== Problem to work on ==
Provide only the number of lines in the data below that contain the string "Складные".

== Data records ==
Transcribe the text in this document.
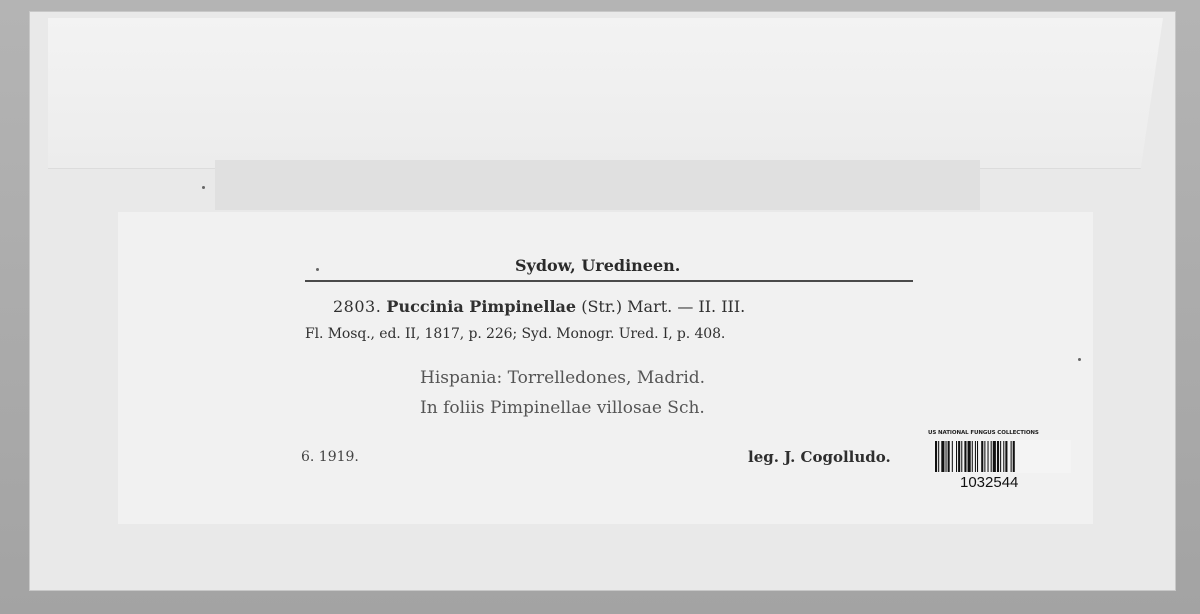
Sydow, Uredineen.
2803. Puccinia Pimpinellae (Str.) Mart. — II. III.
Fl. Mosq., ed. II, 1817, p. 226; Syd. Monogr. Ured. I, p. 408.
Hispania: Torrelledones, Madrid.
In foliis Pimpinellae villosae Sch.
6. 1919.	leg. J. Cogolludo.
US NATIONAL FUNGUS COLLECTIONS
1032544
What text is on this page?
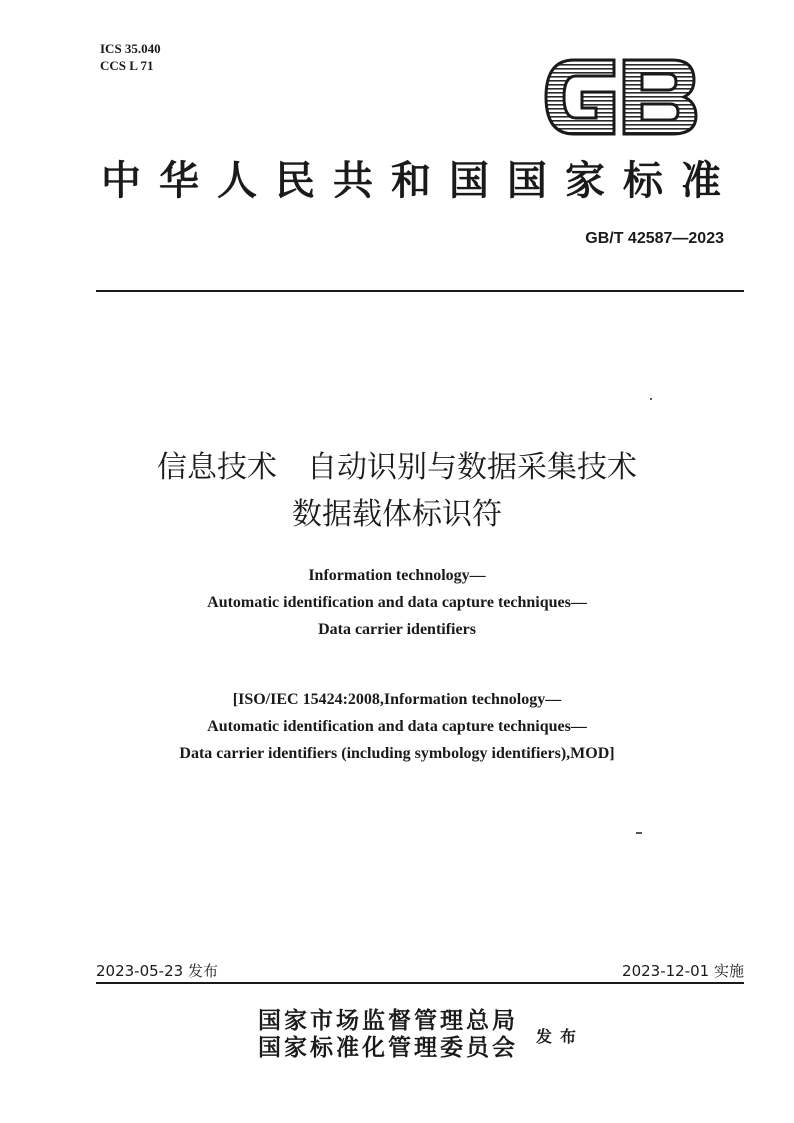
ICS 35.040
CCS L 71
中华人民共和国国家标准
GB/T 42587—2023
信息技术 自动识别与数据采集技术
数据载体标识符
Information technology—
Automatic identification and data capture techniques—
Data carrier identifiers
[ISO/IEC 15424:2008,Information technology—
Automatic identification and data capture techniques—
Data carrier identifiers (including symbology identifiers),MOD]
2023-05-23 发布	2023-12-01 实施
国家市场监督管理总局
国家标准化管理委员会 发布
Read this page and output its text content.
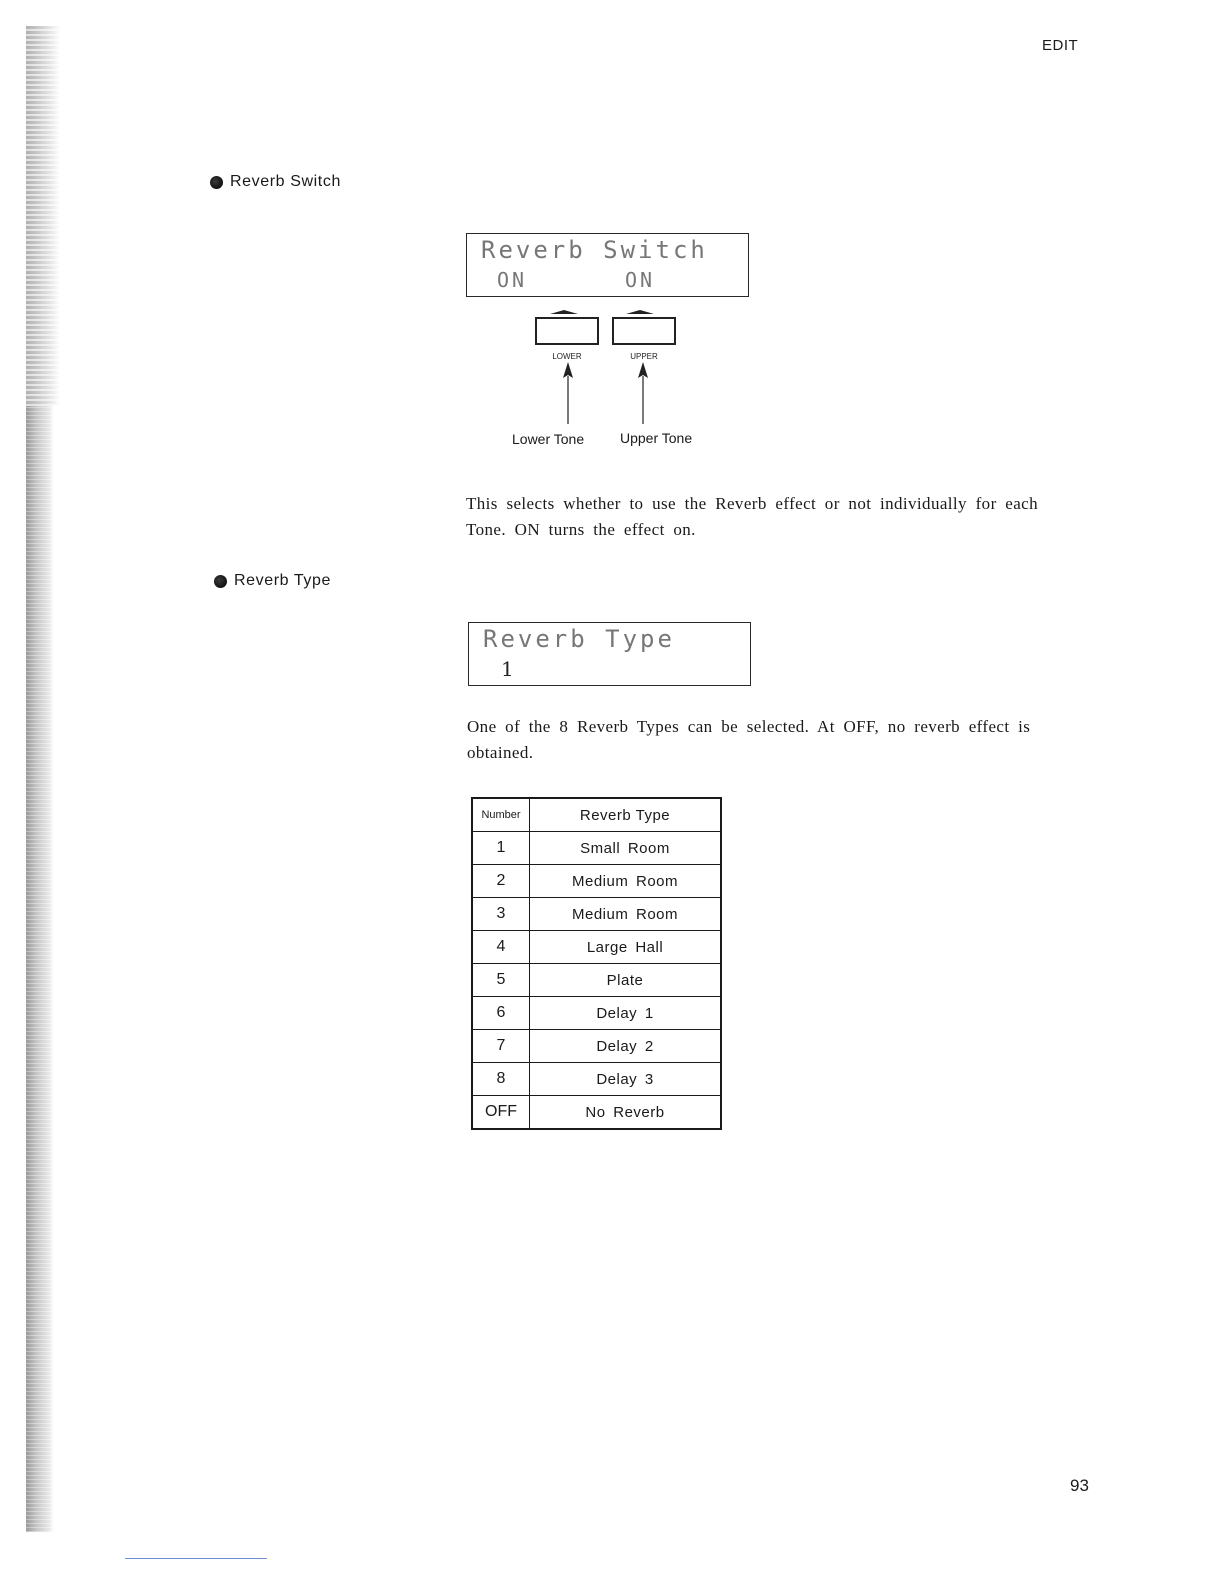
EDIT
Reverb Switch
Reverb Switch
ON	ON
LOWER	UPPER
Lower Tone	Upper Tone
This selects whether to use the Reverb effect or not individually for each Tone. ON turns the effect on.
Reverb Type
Reverb Type
1
One of the 8 Reverb Types can be selected. At OFF, no reverb effect is obtained.
Number	Reverb Type
1	Small Room
2	Medium Room
3	Medium Room
4	Large Hall
5	Plate
6	Delay 1
7	Delay 2
8	Delay 3
OFF	No Reverb
93
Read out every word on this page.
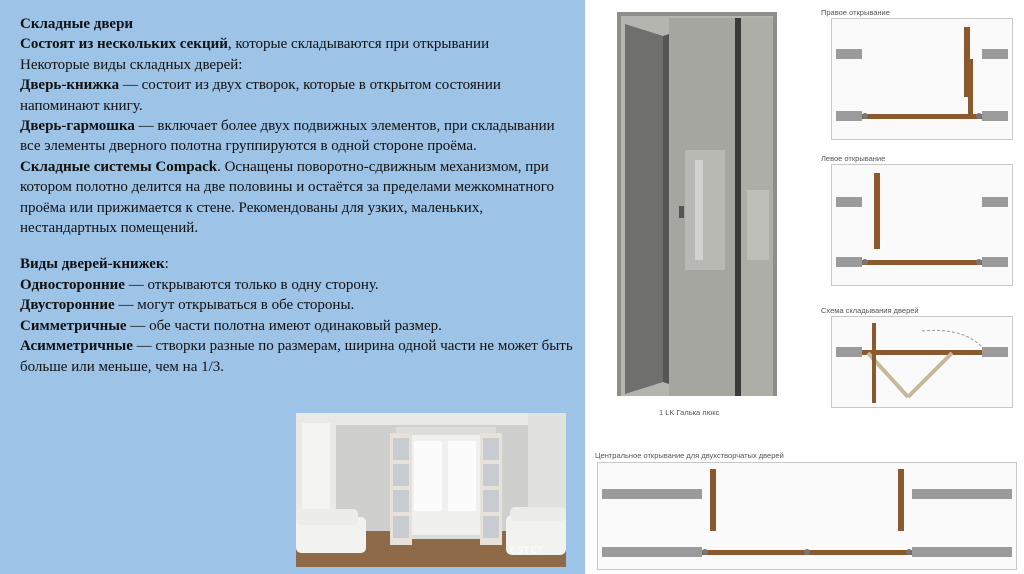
Складные двери

Состоят из нескольких секций, которые складываются при открывании

Некоторые виды складных дверей:

Дверь-книжка — состоит из двух створок, которые в открытом состоянии напоминают книгу.

Дверь-гармошка — включает более двух подвижных элементов, при складывании все элементы дверного полотна группируются в одной стороне проёма.

Складные системы Compack. Оснащены поворотно-сдвижным механизмом, при котором полотно делится на две половины и остаётся за пределами межкомнатного проёма или прижимается к стене. Рекомендованы для узких, маленьких, нестандартных помещений.

Виды дверей-книжек:

Односторонние — открываются только в одну сторону.

Двусторонние — могут открываться в обе стороны.

Симметричные — обе части полотна имеют одинаковый размер.

Асимметричные — створки разные по размерам, ширина одной части не может быть больше или меньше, чем на 1/3.

ESTET
1 LK Галька люкс
Правое открывание
Левое открывание
Схема складывания дверей
Центральное открывание для двухстворчатых дверей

== Solution for this exercise ==
2